Extract:
INTRODUCTION

Fund finance operations are based on efficient and reliable processes, which ensure secured and robust business practices. This reliability is achieved through the credit underwriting process, the terms of the facility agreement and the security package.

We thought that it would be helpful to have a document available for lenders, borrowers and lawyers, describing the main aspects of the security package in the most common jurisdictions involved in fund finance transactions.

We want to thank all the contributors around the globe for joining us in this initiative and helping us to put this together.

LUXEMBOURG

Contributed by Michael Mbayi | Wildgen S.A.

Subscription Facilities

  • Description of the security package

One of the key elements that differentiates fund finance products is the credit underwriting. On a subscription facility transaction, the lenders underwrite the credit of the investors of the fund. As a consequence, in the event of default, the lenders want to have the possibility to step in the shoes of the fund or its general partner and claim direct payment from the investors for their undrawn commitments.

This objective, form a Luxembourg perspective, is commonly covered by a pledge over the claims (gage sur créances) of the investors vis à vis the fund. Furthermore, article 5 (4) of the Luxembourg law of 5 August 2005 on financial collateral arrangements ("Luxembourg Collateral Law") states that "the pledge of a claim implies the right for the pledgee to exercise the rights of the collateral provider linked to the pledged claim". On such a basis, where a claim of an investor vis-à-vis the fund is pledged, it may be considered that it encompasses the right to claim payment (i.e. in practice the right to send a drawdown notice to claim such a payment).

The security package would be incomplete without a pledge over the bank accounts where the commitments of the investors are to be paid. Hence a Luxembourg pledge over the relevant Luxembourg bank account of the fund is as well required.

The standard Luxembourg security package includes then a pledge over undrawn commitments (technically a pledge over claims) and a pledge over bank accounts but depending of the fund documents or the fund structure, adaptations to the security package may be necessary (for instance cascading pledges, additional guarantees, etc.).

To close this section, we may mention that Luxembourg collateral law is the most advanced implementation of the EU Financial Collateral Directive1 and offers generally "bankruptcy remote" security interest for the pledges under its scope.

  • Perfection formalities

Pledge over claims: Article 5 (4) of Luxembourg Collateral law states "the transfer of possession is effected as against the debtor and the third parties by the mere conclusion of the pledge contract." Although, the debtor may be validly discharged if such a debtor pays the relevant creditor as long as such debtor is not aware of the pledge.

Hence, from a strict Luxembourg substantive law perspective, the perfection (dépossession), is effected by the mere execution of the pledge. However, a notification should be considered so that the investors are aware of the pledge from the outset.

This being said, an important caveat is that fund finance transactions are generally global and involve investors located in a wide variety of jurisdictions. Consequently, Luxembourg specific conflict law rules concerning the enforceability of pledges over claims vis-à-vis third parties must also be taken into consideration.2 In this respect, there is a traditional view and a modern view. According to traditional Luxembourg conflicts law rules, the perfection formalities of the domicile of the debtor (i.e. the investors in the context of a fund finance transaction) are considered. According to the modern view, the perfection formalities of the law governing the claim (i.e. Luxembourg law, in the context of investors commitments governed by Luxembourg law) is to be considered. A route to address this could be to require a notification of the security to the investors, since this is a perfection formality in many jurisdictions, but your Luxembourg counsel must be involved from the outset to discuss these questions and to structure the security appropriately in light of the particular transaction.

Given records:
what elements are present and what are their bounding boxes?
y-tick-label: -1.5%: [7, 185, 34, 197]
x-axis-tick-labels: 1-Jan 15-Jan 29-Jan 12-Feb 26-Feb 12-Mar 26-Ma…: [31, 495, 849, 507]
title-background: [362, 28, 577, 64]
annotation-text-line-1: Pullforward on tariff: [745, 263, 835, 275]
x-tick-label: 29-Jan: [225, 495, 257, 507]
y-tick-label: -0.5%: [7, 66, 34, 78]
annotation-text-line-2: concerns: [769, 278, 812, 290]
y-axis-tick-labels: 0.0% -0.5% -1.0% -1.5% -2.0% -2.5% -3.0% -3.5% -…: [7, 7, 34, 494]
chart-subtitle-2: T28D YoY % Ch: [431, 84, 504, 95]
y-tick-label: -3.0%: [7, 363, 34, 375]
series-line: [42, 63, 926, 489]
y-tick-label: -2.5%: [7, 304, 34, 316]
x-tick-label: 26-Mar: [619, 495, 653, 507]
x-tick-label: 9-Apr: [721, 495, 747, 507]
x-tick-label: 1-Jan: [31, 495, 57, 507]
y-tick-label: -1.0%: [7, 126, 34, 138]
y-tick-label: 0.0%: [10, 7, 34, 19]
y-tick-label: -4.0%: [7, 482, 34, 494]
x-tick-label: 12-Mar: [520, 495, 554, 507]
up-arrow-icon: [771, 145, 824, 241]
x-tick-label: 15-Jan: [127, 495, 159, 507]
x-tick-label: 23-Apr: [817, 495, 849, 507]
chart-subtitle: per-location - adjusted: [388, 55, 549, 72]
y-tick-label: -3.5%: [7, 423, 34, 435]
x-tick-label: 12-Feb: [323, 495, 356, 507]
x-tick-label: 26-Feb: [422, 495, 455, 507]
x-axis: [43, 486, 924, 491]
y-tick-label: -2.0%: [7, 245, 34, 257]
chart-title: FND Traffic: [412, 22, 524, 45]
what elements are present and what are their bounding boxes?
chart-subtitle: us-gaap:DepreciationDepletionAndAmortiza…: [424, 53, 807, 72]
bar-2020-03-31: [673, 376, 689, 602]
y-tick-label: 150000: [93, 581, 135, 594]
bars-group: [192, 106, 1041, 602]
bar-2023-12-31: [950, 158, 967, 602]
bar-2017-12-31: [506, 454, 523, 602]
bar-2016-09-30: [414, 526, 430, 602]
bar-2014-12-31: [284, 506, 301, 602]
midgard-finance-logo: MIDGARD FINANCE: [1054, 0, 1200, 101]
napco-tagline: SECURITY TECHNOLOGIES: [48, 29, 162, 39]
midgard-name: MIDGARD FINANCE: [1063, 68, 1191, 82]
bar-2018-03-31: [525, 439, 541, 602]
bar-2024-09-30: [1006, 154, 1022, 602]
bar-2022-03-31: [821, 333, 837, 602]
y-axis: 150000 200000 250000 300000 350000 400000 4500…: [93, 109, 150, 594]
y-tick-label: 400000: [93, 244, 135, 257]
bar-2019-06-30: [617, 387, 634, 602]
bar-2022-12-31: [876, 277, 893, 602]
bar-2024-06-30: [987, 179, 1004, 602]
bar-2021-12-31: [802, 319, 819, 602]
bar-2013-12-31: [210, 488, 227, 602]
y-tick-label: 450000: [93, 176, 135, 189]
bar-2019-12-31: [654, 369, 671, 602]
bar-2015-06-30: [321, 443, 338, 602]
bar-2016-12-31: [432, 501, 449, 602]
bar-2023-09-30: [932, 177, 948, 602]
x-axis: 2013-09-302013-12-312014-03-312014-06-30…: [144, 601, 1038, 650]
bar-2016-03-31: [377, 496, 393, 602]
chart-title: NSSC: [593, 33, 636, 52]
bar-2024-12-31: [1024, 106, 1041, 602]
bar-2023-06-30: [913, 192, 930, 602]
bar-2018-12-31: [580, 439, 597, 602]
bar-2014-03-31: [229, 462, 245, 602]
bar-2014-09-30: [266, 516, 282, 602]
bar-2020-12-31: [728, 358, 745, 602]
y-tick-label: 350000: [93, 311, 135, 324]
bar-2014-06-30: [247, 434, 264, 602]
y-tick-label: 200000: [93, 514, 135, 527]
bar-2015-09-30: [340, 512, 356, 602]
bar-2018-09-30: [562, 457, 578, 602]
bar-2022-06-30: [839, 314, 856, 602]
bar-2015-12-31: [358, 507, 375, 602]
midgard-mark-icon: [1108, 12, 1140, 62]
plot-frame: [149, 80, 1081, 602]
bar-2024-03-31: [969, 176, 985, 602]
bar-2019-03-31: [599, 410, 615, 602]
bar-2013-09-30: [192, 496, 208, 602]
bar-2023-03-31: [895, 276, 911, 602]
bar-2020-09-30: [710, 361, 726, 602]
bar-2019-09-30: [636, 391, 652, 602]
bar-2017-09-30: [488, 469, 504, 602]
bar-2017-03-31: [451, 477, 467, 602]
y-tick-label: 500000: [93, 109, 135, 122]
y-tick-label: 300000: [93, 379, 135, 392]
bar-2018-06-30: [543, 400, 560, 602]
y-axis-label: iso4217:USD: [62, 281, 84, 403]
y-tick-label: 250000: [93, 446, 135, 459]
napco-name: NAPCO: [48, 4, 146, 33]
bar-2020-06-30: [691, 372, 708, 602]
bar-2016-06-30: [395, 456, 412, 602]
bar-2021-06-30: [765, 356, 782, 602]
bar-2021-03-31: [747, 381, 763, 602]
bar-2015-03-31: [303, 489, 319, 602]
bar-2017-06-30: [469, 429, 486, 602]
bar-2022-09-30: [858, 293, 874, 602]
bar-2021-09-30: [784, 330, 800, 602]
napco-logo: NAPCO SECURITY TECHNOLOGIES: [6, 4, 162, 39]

Objective 1: Reproduce the rows from the first line through the line containing "bar-2020-03-31: [673, 376, 689, 602]", with both of those lines included.
Objective 2: Continue the text about the fund finance security package in Luxembourg, starting right after its last sentence.
The text on fund finance security packages and the rows come from separate sources.

Expected answer 1:
what elements are present and what are their bounding boxes?
y-tick-label: -1.5%: [7, 185, 34, 197]
x-axis-tick-labels: 1-Jan 15-Jan 29-Jan 12-Feb 26-Feb 12-Mar 26-Ma…: [31, 495, 849, 507]
title-background: [362, 28, 577, 64]
annotation-text-line-1: Pullforward on tariff: [745, 263, 835, 275]
x-tick-label: 29-Jan: [225, 495, 257, 507]
y-tick-label: -0.5%: [7, 66, 34, 78]
annotation-text-line-2: concerns: [769, 278, 812, 290]
y-axis-tick-labels: 0.0% -0.5% -1.0% -1.5% -2.0% -2.5% -3.0% -3.5% -…: [7, 7, 34, 494]
chart-subtitle-2: T28D YoY % Ch: [431, 84, 504, 95]
y-tick-label: -3.0%: [7, 363, 34, 375]
series-line: [42, 63, 926, 489]
y-tick-label: -2.5%: [7, 304, 34, 316]
x-tick-label: 26-Mar: [619, 495, 653, 507]
x-tick-label: 9-Apr: [721, 495, 747, 507]
x-tick-label: 1-Jan: [31, 495, 57, 507]
y-tick-label: -1.0%: [7, 126, 34, 138]
y-tick-label: 0.0%: [10, 7, 34, 19]
y-tick-label: -4.0%: [7, 482, 34, 494]
x-tick-label: 12-Mar: [520, 495, 554, 507]
up-arrow-icon: [771, 145, 824, 241]
x-tick-label: 15-Jan: [127, 495, 159, 507]
x-tick-label: 23-Apr: [817, 495, 849, 507]
chart-subtitle: per-location - adjusted: [388, 55, 549, 72]
y-tick-label: -3.5%: [7, 423, 34, 435]
x-tick-label: 12-Feb: [323, 495, 356, 507]
x-tick-label: 26-Feb: [422, 495, 455, 507]
x-axis: [43, 486, 924, 491]
y-tick-label: -2.0%: [7, 245, 34, 257]
chart-title: FND Traffic: [412, 22, 524, 45]
what elements are present and what are their bounding boxes?
chart-subtitle: us-gaap:DepreciationDepletionAndAmortiza…: [424, 53, 807, 72]
bar-2020-03-31: [673, 376, 689, 602]

Expected answer 2:
Pledge over bank accounts: for such a security, a notice is sent to the account bank and the account bank send an acknowledgment of the pledge to the parties. The acknowledgment is of particular importance since the account bank has generally a pledge over the accounts by virtue of its general terms and conditions and such a pledge must be released in the acknowledgment so that the lenders may have a perfected security over the bank account.

  • Fund finance provisions vs investor letters

One of the key assumptions of the credit underwriting process is that in the event of default under the facility agreement, that the investors will pay their commitments to the lenders without exercising any right of set-off, counterclaims or other type of legal defences. Lenders also want that it is expressed for their benefit that the investors commit to fund their commitments on the collateral account.

Nowadays, the typical way to cover these two elements is to have specific fund finance provisions in the limited partnership agreement or in the subscriptions agreements or other contractual documents between the fund and the investors (depending on the type of fund, corporate from or fund structure).3

This is implemented technically using two concepts, one provided by Luxembourg collateral law in its article 2 (5) which provides that: "the debtor of a claim provided as financial collateral may waive, in writing or in a legally equivalent manner, his rights of set-off as well as any other exceptions vis-à-vis the creditor of the claim provided as collateral and vis-à-vis persons to whom the creditor assigned, pledged or otherwise mobilised the claim as collateral". The second concept is provided by the Luxembourg Civil Code and is the third party stipulation (stipulation pour autrui).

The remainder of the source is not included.